» TO BE DONE: Examine each line of the data. Copy those that contain the string "xlabel".

Dataset listings of figures:
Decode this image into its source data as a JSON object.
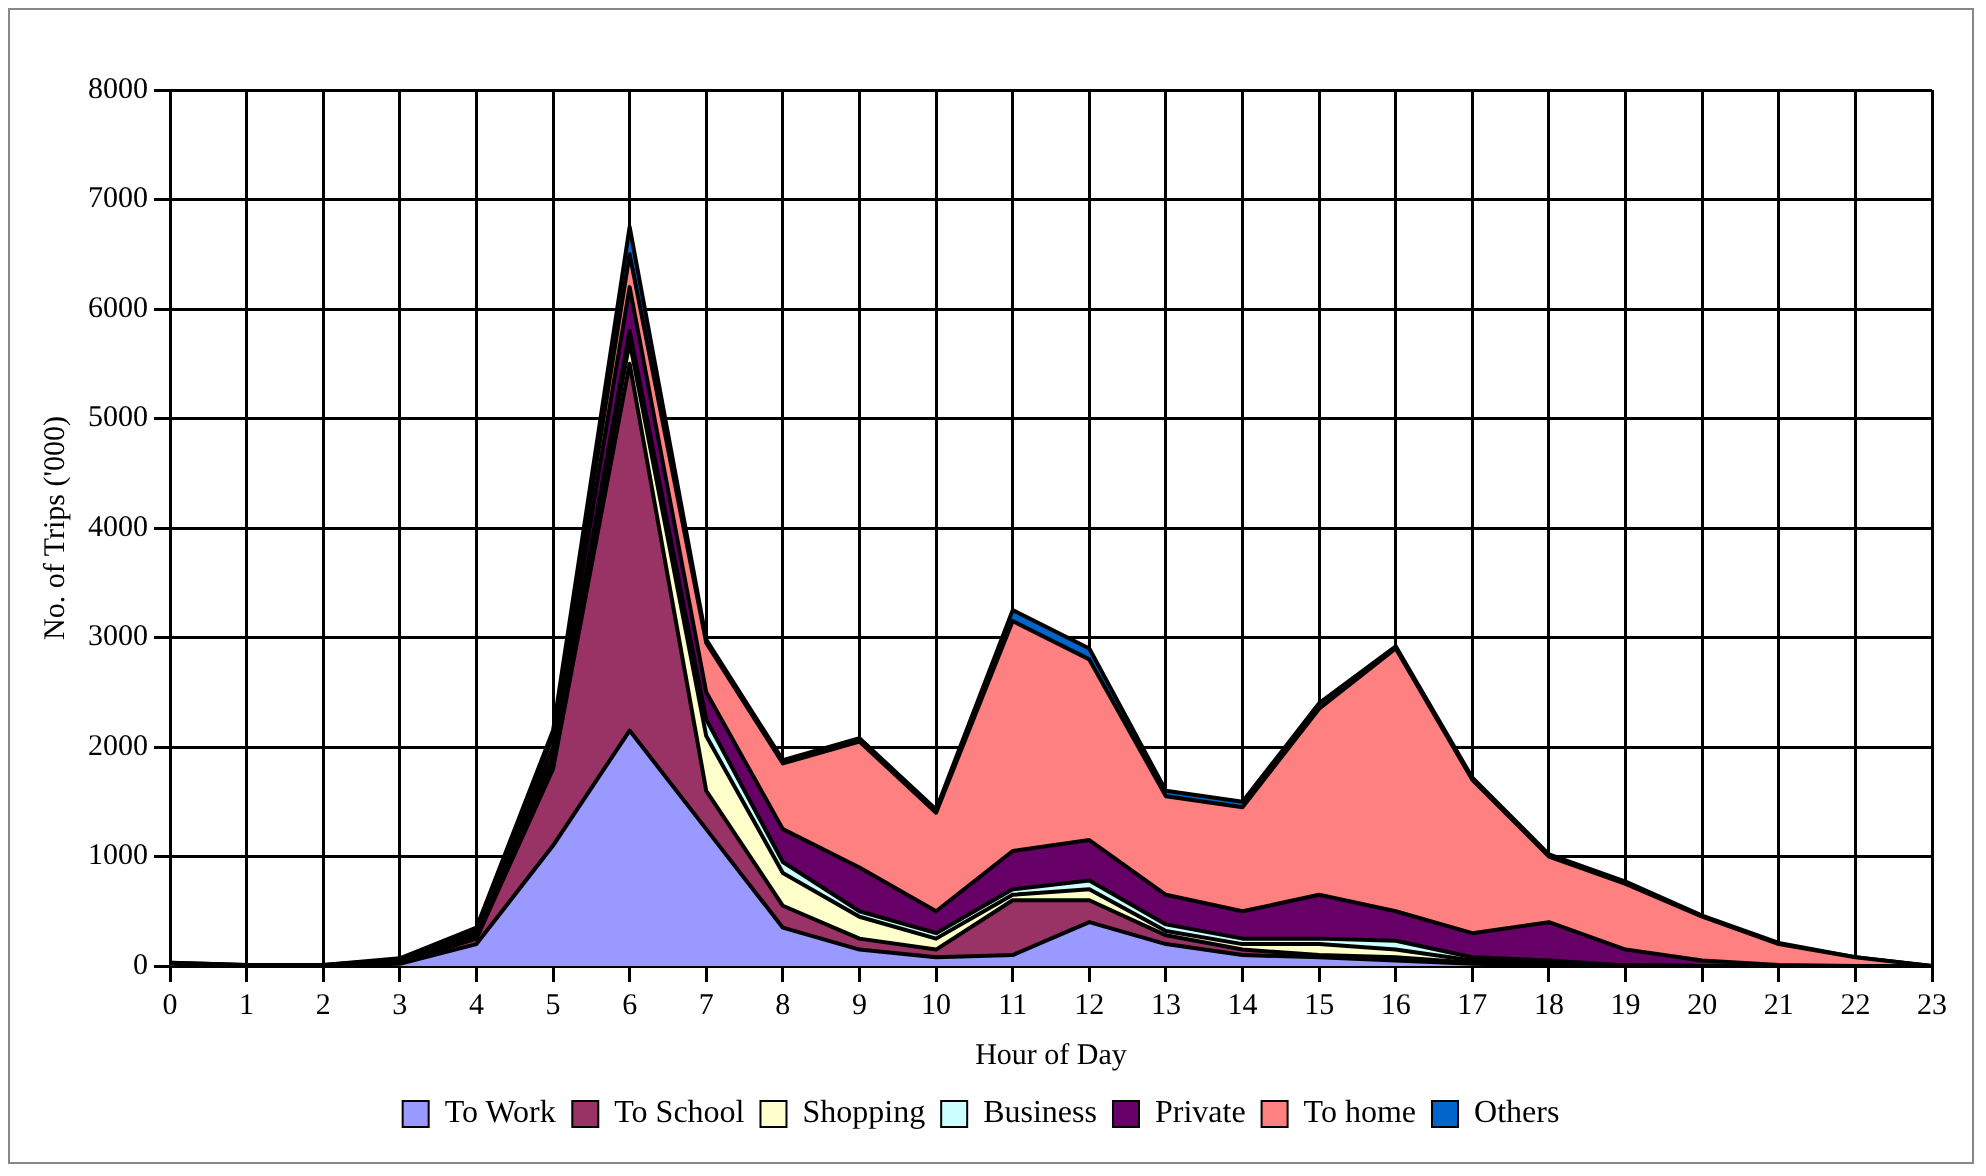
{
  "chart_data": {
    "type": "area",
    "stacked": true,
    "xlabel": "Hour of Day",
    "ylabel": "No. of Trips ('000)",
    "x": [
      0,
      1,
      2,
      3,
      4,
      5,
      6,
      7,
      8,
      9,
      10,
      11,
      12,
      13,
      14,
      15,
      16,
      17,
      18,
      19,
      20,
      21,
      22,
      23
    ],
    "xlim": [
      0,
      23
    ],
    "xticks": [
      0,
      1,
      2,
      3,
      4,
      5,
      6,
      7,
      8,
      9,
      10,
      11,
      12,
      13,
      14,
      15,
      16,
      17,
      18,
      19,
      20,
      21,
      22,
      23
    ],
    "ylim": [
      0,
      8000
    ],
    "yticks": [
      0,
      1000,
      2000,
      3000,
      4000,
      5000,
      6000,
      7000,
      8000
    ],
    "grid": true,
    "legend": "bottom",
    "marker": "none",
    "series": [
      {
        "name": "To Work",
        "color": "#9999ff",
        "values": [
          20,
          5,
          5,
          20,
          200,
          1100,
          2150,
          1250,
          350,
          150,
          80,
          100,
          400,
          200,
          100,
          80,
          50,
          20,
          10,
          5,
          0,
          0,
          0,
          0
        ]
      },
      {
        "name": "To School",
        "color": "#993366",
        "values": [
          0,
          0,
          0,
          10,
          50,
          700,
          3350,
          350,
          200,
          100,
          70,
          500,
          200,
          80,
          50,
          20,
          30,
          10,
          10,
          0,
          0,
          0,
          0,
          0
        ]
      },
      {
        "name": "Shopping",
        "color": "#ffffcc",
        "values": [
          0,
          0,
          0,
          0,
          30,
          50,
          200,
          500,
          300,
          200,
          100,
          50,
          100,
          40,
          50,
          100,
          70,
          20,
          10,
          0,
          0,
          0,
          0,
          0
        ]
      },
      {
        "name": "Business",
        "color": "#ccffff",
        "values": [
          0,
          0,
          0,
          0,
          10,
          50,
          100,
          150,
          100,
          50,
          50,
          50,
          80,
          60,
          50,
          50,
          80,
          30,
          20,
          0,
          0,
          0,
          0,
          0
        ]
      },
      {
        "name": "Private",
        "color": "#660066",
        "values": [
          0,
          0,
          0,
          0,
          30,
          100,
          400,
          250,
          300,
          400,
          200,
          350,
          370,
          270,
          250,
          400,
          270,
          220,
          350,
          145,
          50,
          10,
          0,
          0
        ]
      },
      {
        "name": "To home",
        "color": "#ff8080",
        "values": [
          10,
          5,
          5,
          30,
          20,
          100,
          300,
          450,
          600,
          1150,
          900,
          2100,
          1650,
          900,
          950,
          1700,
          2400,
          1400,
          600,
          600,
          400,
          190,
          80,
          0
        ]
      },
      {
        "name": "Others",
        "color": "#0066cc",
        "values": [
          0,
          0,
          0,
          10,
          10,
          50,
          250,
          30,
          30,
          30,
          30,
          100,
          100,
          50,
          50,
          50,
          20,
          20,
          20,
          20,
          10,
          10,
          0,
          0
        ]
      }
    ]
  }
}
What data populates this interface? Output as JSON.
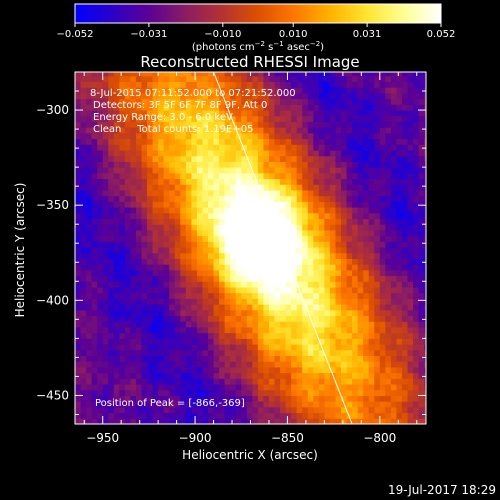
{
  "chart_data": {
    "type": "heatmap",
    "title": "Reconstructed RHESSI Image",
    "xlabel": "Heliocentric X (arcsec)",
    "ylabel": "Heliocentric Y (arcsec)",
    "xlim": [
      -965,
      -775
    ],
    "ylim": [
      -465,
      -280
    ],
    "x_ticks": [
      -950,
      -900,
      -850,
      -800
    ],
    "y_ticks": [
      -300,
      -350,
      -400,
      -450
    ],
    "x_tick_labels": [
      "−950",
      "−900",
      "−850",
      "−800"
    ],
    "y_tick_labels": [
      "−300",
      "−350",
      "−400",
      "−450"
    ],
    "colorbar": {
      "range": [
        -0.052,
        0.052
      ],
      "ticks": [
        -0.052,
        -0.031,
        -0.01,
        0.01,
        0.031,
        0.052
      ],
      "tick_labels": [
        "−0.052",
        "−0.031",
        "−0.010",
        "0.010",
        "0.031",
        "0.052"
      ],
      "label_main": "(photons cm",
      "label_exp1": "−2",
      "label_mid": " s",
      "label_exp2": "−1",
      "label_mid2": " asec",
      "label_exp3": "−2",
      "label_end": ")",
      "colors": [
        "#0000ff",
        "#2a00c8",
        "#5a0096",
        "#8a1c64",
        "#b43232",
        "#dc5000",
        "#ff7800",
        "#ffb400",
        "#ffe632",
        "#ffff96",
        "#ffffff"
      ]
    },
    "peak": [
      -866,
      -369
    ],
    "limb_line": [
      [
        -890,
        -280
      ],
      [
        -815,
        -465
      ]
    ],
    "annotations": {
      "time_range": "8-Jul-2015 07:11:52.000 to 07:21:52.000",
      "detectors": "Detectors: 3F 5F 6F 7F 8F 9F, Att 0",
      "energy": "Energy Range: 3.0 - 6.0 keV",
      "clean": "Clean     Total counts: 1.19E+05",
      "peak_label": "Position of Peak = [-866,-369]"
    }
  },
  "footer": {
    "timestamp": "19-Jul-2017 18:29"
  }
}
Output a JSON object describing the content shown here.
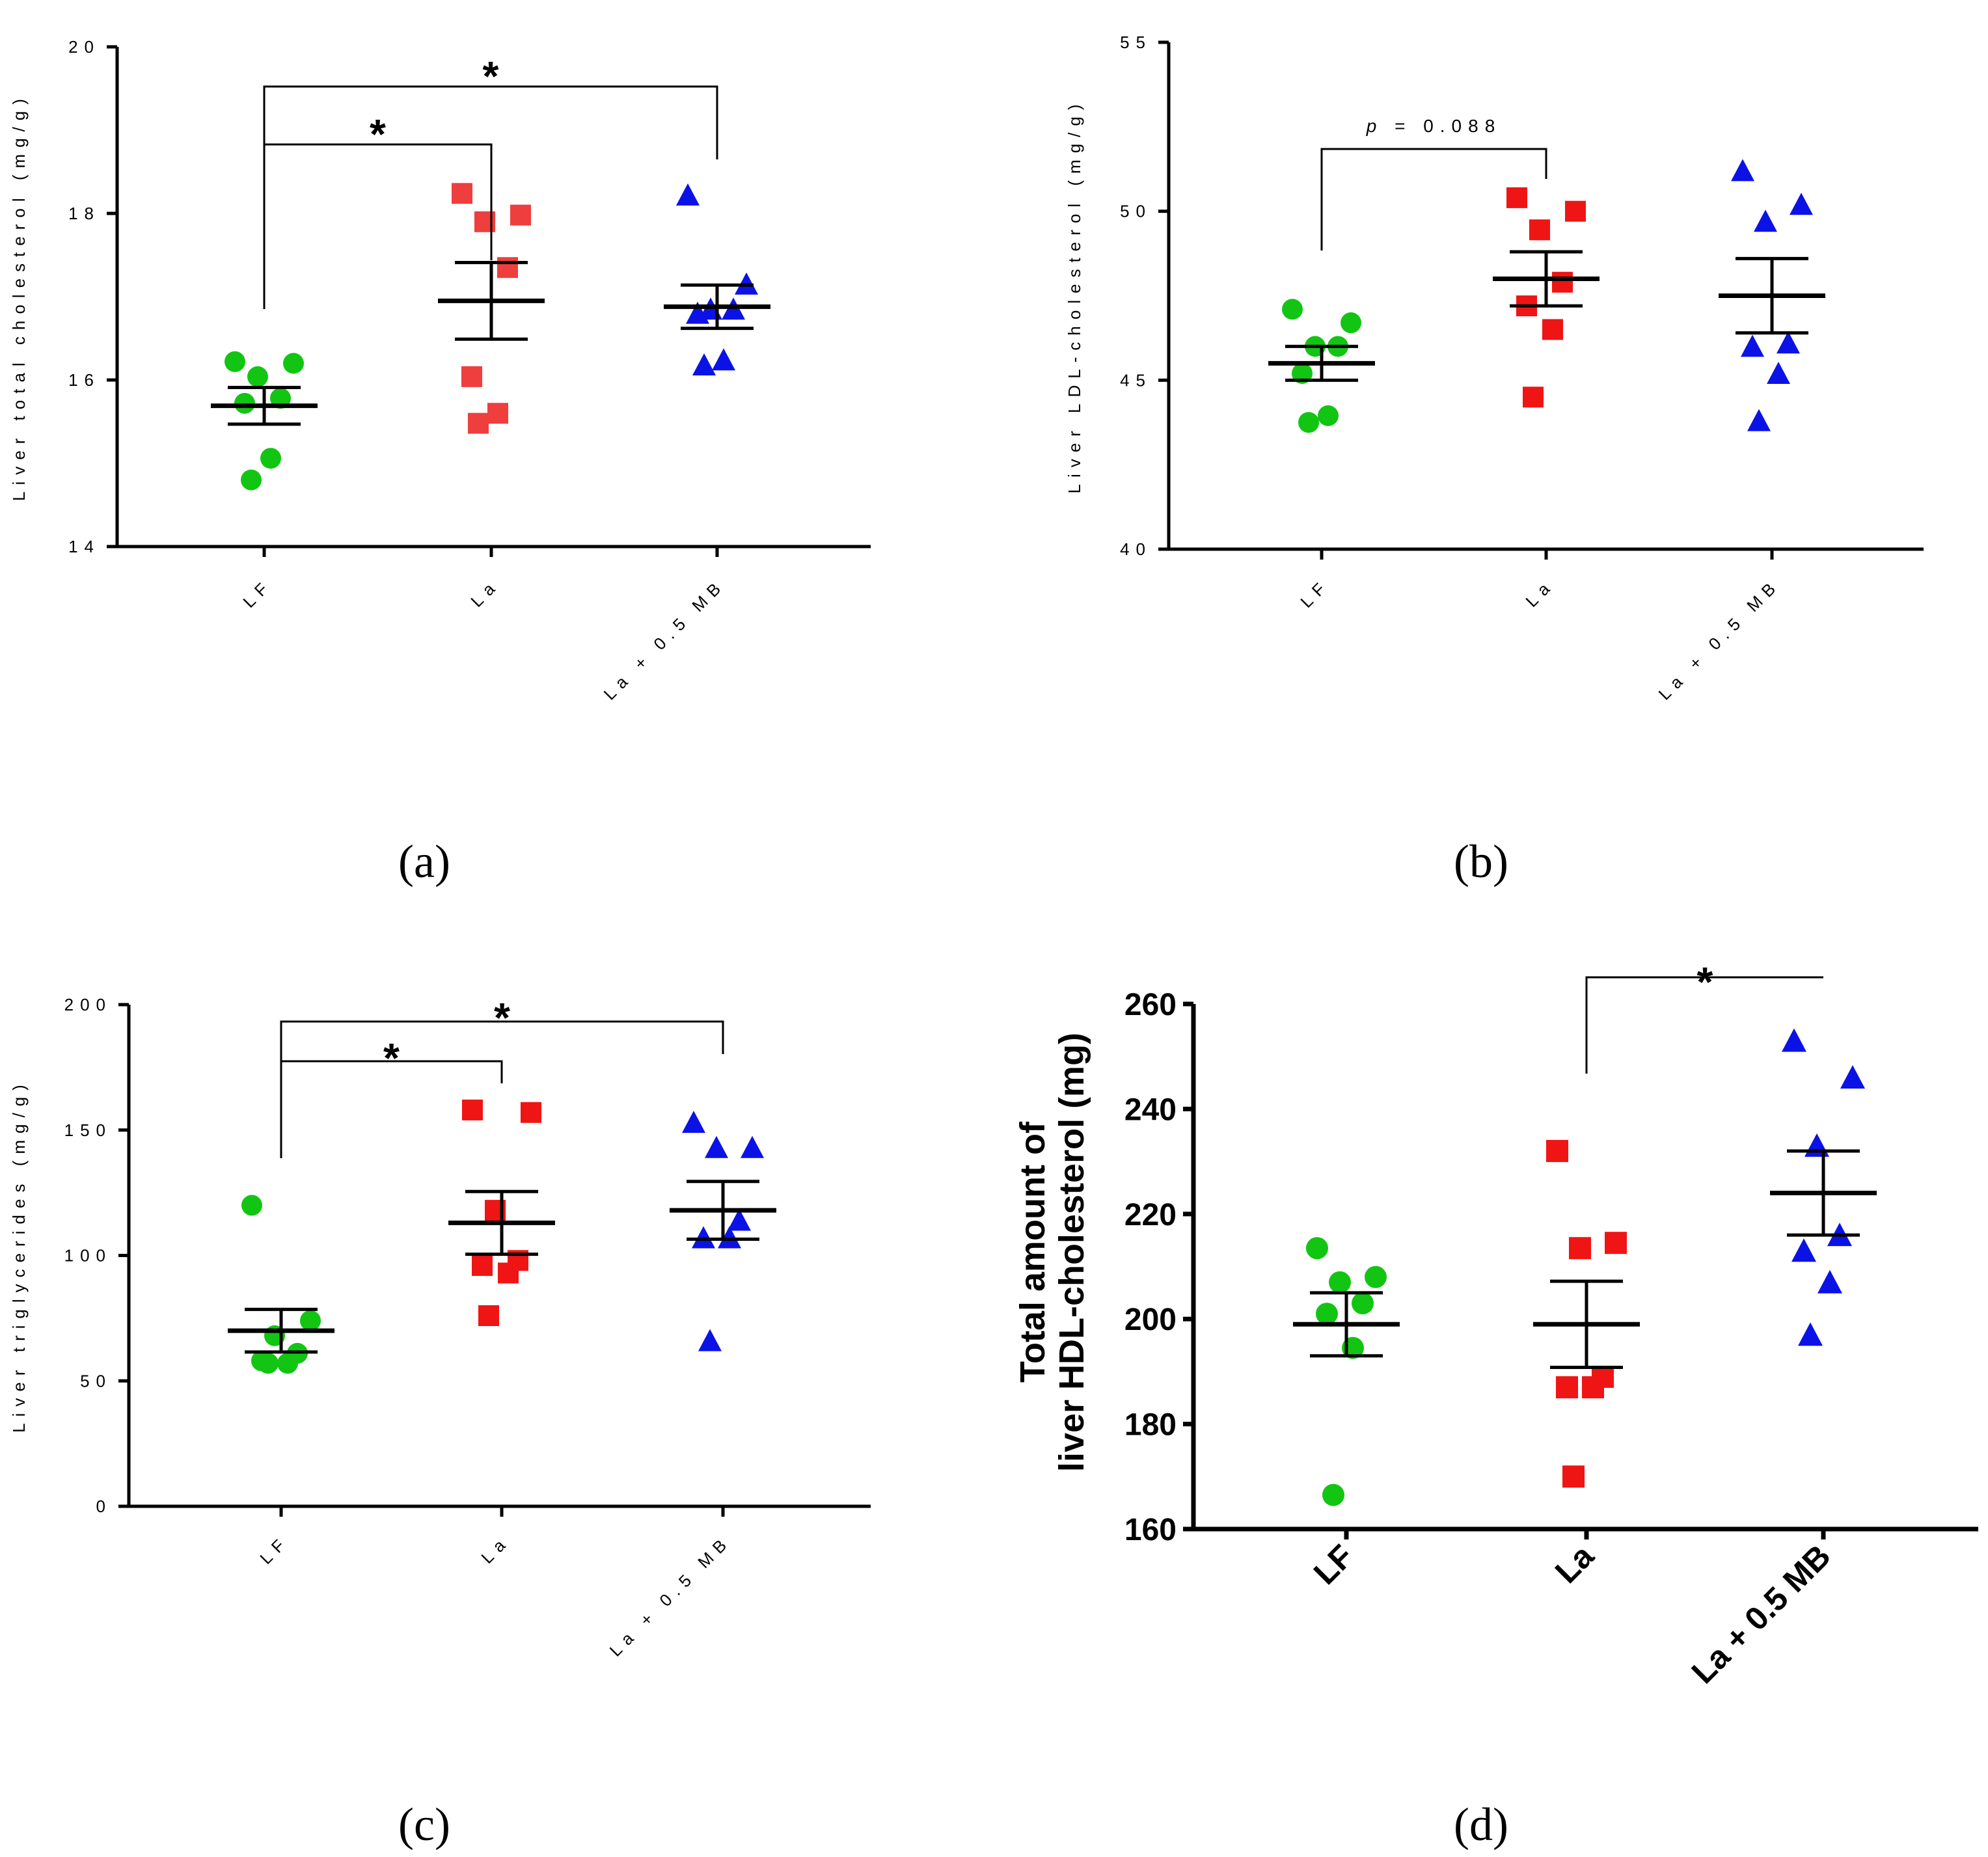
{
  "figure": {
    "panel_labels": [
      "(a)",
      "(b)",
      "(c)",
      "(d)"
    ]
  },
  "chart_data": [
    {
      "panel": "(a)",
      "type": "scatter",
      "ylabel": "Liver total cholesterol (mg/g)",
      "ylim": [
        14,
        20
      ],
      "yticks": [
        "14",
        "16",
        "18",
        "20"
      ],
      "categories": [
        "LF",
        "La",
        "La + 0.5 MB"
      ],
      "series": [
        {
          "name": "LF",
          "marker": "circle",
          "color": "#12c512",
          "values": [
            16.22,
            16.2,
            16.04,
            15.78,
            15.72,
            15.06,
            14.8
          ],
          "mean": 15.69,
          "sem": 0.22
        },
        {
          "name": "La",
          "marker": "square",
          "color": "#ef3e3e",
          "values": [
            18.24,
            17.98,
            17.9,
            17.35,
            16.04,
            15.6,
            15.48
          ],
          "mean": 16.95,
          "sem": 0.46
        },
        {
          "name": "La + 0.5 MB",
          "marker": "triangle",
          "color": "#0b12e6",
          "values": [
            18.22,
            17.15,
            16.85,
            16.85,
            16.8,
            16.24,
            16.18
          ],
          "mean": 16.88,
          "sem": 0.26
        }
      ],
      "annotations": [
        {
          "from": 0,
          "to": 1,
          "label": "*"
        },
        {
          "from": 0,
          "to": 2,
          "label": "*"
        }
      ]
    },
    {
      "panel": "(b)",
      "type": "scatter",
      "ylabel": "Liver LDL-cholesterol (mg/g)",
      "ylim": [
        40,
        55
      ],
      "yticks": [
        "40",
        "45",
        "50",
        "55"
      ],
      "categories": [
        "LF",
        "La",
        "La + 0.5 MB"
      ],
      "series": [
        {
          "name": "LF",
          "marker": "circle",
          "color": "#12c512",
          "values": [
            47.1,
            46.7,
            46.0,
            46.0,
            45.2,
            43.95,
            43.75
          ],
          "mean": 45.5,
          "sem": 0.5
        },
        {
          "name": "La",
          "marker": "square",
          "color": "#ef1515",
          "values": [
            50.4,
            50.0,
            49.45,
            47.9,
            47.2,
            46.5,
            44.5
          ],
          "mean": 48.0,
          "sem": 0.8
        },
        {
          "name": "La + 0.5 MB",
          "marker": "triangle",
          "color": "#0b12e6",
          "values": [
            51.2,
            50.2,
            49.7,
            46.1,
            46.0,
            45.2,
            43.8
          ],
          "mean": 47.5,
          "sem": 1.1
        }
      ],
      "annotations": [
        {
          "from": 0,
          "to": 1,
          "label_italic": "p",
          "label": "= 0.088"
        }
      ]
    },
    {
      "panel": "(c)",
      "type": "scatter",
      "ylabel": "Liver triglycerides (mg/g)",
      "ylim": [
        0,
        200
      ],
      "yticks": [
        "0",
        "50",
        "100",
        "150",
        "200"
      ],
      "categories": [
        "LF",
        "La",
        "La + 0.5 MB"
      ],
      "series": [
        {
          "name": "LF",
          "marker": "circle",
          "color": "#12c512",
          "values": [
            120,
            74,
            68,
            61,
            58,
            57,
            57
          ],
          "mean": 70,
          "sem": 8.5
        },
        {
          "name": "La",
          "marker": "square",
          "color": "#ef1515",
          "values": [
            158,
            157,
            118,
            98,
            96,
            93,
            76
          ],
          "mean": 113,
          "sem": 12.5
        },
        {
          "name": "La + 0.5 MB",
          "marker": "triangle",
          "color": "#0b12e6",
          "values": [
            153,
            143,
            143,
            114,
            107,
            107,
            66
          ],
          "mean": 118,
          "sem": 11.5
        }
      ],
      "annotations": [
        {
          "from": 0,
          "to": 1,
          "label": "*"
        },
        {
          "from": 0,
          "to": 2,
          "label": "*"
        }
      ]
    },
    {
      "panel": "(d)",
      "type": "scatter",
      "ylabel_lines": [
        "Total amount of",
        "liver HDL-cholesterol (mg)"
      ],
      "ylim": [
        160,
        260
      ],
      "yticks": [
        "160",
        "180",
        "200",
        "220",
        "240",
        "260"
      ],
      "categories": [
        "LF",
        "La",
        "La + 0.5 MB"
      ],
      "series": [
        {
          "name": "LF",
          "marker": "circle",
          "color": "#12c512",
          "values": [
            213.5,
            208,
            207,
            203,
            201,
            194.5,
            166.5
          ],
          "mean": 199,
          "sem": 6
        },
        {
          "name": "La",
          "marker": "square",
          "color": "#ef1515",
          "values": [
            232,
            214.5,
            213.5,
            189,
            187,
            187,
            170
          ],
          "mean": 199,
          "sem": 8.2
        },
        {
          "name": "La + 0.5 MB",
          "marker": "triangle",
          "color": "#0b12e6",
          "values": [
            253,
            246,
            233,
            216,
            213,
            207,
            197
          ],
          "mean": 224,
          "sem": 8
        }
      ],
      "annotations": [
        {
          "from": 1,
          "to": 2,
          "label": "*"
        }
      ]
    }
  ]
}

» FINISHED EXERCISE:
    "xlabel": "Hour of Day",
    "xlabel": "Heliocentric X (arcsec)",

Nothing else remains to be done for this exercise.